---------- Extracted entries

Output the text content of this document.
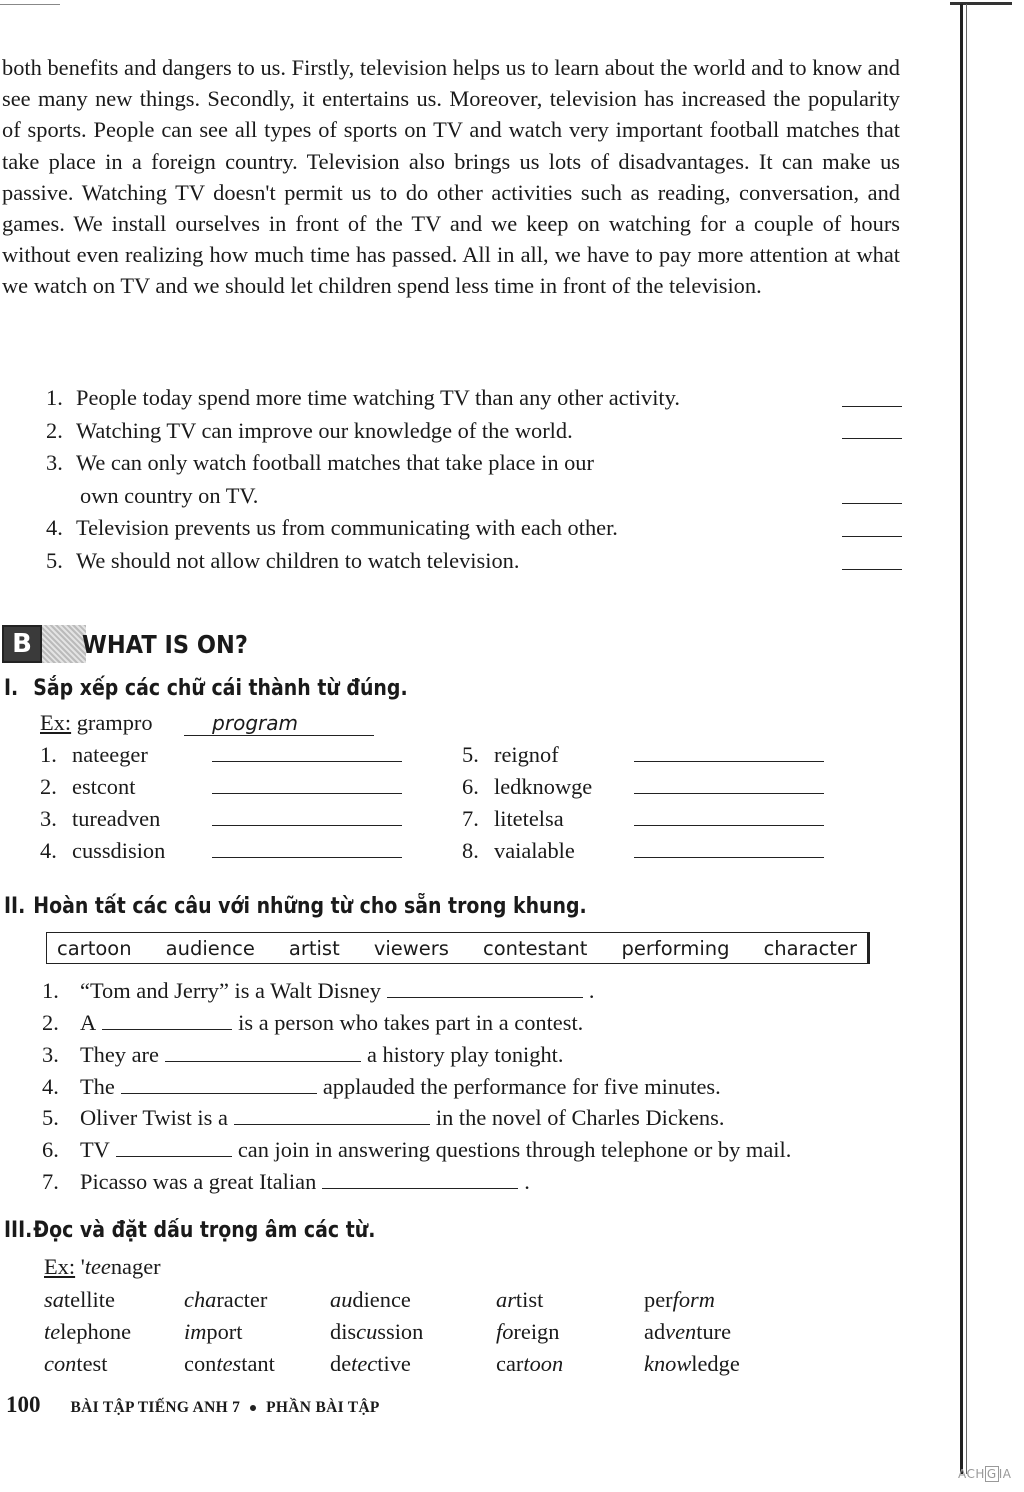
both benefits and dangers to us. Firstly, television helps us to learn about the world and to know and see many new things. Secondly, it entertains us. Moreover, television has increased the popularity of sports. People can see all types of sports on TV and watch very important football matches that take place in a foreign country. Television also brings us lots of disadvantages. It can make us passive. Watching TV doesn't permit us to do other activities such as reading, conversation, and games. We install ourselves in front of the TV and we keep on watching for a couple of hours without even realizing how much time has passed. All in all, we have to pay more attention at what we watch on TV and we should let children spend less time in front of the television.

1. People today spend more time watching TV than any other activity.
2. Watching TV can improve our knowledge of the world.
3. We can only watch football matches that take place in our
own country on TV.
4. Television prevents us from communicating with each other.
5. We should not allow children to watch television.
B	WHAT IS ON?
I. Sắp xếp các chữ cái thành từ đúng.
Ex: grampro	program
1. nateeger
2. estcont
3. tureadven
4. cussdision
5. reignof
6. ledknowge
7. litetelsa
8. vaialable
II. Hoàn tất các câu với những từ cho sẵn trong khung.
cartoon audience artist viewers contestant performing character
1. “Tom and Jerry” is a Walt Disney	.
2. A	is a person who takes part in a contest.
3. They are	a history play tonight.
4. The	applauded the performance for five minutes.
5. Oliver Twist is a	in the novel of Charles Dickens.
6. TV	can join in answering questions through telephone or by mail.
7. Picasso was a great Italian	.
III.Đọc và đặt dấu trọng âm các từ.
Ex: 'teenager
satellite	character	audience	artist	perform
telephone	import	discussion	foreign	adventure
contest	contestant	detective	cartoon	knowledge
100 BÀI TẬP TIẾNG ANH 7 PHẦN BÀI TẬP
ACH G IA
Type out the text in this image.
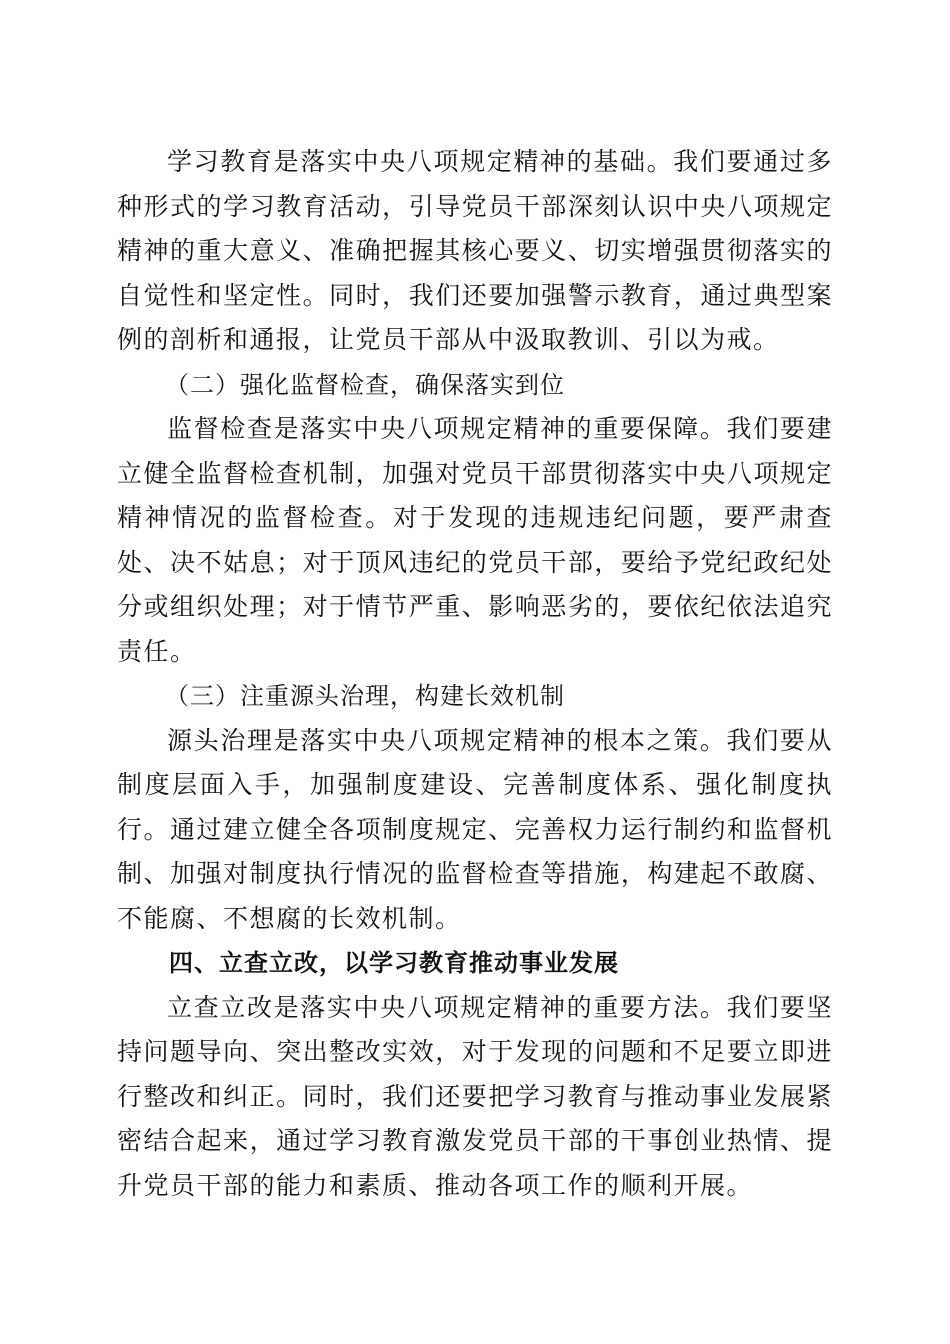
学习教育是落实中央八项规定精神的基础。我们要通过多种形式的学习教育活动，引导党员干部深刻认识中央八项规定精神的重大意义、准确把握其核心要义、切实增强贯彻落实的自觉性和坚定性。同时，我们还要加强警示教育，通过典型案例的剖析和通报，让党员干部从中汲取教训、引以为戒。

（二）强化监督检查，确保落实到位

监督检查是落实中央八项规定精神的重要保障。我们要建立健全监督检查机制，加强对党员干部贯彻落实中央八项规定精神情况的监督检查。对于发现的违规违纪问题，要严肃查处、决不姑息；对于顶风违纪的党员干部，要给予党纪政纪处分或组织处理；对于情节严重、影响恶劣的，要依纪依法追究责任。

（三）注重源头治理，构建长效机制

源头治理是落实中央八项规定精神的根本之策。我们要从制度层面入手，加强制度建设、完善制度体系、强化制度执行。通过建立健全各项制度规定、完善权力运行制约和监督机制、加强对制度执行情况的监督检查等措施，构建起不敢腐、不能腐、不想腐的长效机制。

四、立查立改，以学习教育推动事业发展

立查立改是落实中央八项规定精神的重要方法。我们要坚持问题导向、突出整改实效，对于发现的问题和不足要立即进行整改和纠正。同时，我们还要把学习教育与推动事业发展紧密结合起来，通过学习教育激发党员干部的干事创业热情、提升党员干部的能力和素质、推动各项工作的顺利开展。
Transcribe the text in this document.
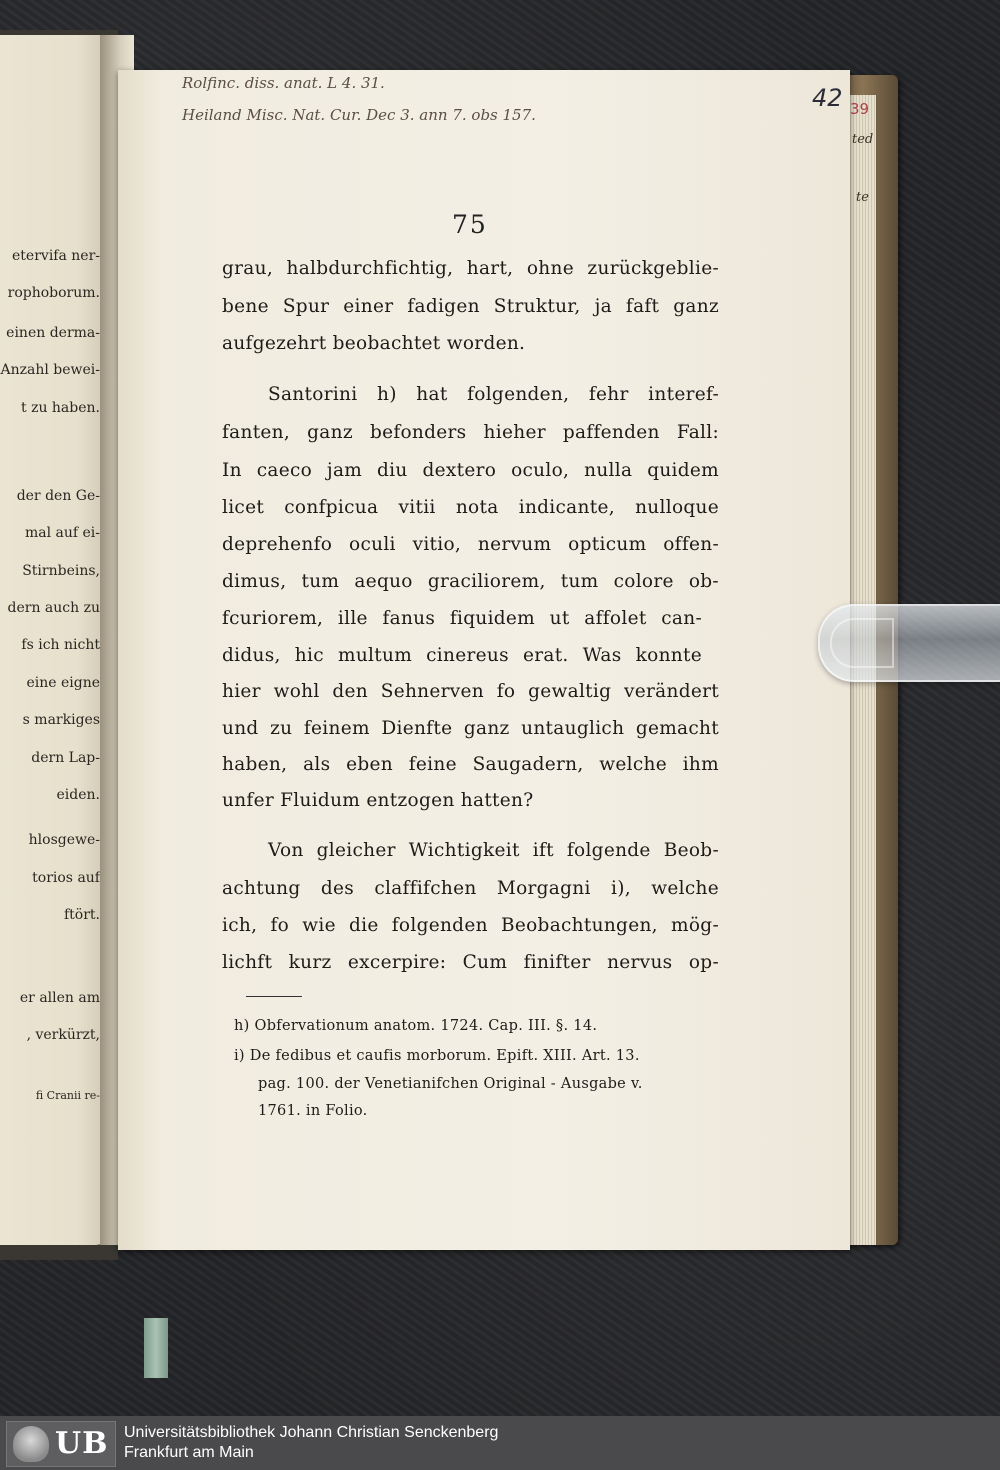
etervifa ner-
rophoborum.
einen derma-
Anzahl bewei-
t zu haben.
der den Ge-
mal auf ei-
Stirnbeins,
dern auch zu
fs ich nicht
eine eigne
s markiges
dern Lap-
eiden.
hlosgewe-
torios auf
ftört.
er allen am
, verkürzt,
fi Cranii re-
39
ted
te
Rolfinc. diss. anat. L 4. 31.
Heiland Misc. Nat. Cur. Dec 3. ann 7. obs 157.
42
75
grau, halbdurchfichtig, hart, ohne zurückgeblie-
bene Spur einer fadigen Struktur, ja faft ganz
aufgezehrt beobachtet worden.
Santorini h) hat folgenden, fehr interef-
fanten, ganz befonders hieher paffenden Fall:
In caeco jam diu dextero oculo, nulla quidem
licet confpicua vitii nota indicante, nulloque
deprehenfo oculi vitio, nervum opticum offen-
dimus, tum aequo graciliorem, tum colore ob-
fcuriorem, ille fanus fiquidem ut affolet can-
didus, hic multum cinereus erat. Was konnte
hier wohl den Sehnerven fo gewaltig verändert
und zu feinem Dienfte ganz untauglich gemacht
haben, als eben feine Saugadern, welche ihm
unfer Fluidum entzogen hatten?
Von gleicher Wichtigkeit ift folgende Beob-
achtung des claffifchen Morgagni i), welche
ich, fo wie die folgenden Beobachtungen, mög-
lichft kurz excerpire: Cum finifter nervus op-
h) Obfervationum anatom. 1724. Cap. III. §. 14.
i) De fedibus et caufis morborum. Epift. XIII. Art. 13.
pag. 100. der Venetianifchen Original - Ausgabe v.
1761. in Folio.
UB Universitätsbibliothek Johann Christian Senckenberg
Frankfurt am Main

--------------------

Return every line containing "artist".

### Answer below
cartoon audience artist viewers contestant performing character
satellite	character	audience	artist	perform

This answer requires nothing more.